DATA EXCERPTS →
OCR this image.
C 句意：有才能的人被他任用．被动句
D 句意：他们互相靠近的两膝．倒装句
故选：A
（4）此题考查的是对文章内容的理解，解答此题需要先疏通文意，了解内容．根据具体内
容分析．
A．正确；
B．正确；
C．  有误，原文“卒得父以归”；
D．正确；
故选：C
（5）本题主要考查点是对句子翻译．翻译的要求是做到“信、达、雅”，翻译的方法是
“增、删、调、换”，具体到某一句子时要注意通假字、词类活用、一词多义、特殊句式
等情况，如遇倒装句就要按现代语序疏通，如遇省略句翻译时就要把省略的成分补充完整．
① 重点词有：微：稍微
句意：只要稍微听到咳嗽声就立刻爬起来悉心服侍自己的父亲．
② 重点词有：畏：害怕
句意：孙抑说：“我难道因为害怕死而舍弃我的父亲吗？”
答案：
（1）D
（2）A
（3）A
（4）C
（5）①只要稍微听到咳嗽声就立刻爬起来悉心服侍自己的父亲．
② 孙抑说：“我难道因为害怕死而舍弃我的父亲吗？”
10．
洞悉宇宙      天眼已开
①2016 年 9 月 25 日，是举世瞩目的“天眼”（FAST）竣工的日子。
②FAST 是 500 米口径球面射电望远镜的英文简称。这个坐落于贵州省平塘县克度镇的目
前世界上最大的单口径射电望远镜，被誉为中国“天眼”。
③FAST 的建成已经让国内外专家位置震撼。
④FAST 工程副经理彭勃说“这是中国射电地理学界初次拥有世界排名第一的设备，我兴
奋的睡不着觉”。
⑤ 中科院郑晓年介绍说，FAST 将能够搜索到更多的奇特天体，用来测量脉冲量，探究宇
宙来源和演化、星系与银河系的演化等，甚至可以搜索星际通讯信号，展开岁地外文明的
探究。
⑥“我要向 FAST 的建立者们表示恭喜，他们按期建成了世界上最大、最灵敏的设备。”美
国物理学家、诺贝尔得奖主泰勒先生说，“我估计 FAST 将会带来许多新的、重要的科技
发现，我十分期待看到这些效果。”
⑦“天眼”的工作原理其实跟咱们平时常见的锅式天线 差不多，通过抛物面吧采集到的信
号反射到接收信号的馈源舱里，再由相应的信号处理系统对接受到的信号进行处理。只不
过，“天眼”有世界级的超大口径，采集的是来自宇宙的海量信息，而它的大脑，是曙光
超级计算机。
--
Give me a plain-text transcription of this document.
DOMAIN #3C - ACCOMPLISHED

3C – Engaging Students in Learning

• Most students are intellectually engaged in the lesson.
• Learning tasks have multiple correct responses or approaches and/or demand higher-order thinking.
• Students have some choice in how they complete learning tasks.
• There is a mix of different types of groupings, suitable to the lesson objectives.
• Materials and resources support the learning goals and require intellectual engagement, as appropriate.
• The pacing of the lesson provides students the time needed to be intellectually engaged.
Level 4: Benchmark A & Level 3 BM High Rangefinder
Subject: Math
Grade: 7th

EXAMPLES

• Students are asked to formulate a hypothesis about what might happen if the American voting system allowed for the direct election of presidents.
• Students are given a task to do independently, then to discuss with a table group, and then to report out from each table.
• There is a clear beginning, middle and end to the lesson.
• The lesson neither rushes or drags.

SET TASK → Working from the listing above, pick out every line that has "tasks" and copy it.

THE SOLUTION →
• Learning tasks have multiple correct responses or approaches and/or demand higher-order thinking.
• Students have some choice in how they complete learning tasks.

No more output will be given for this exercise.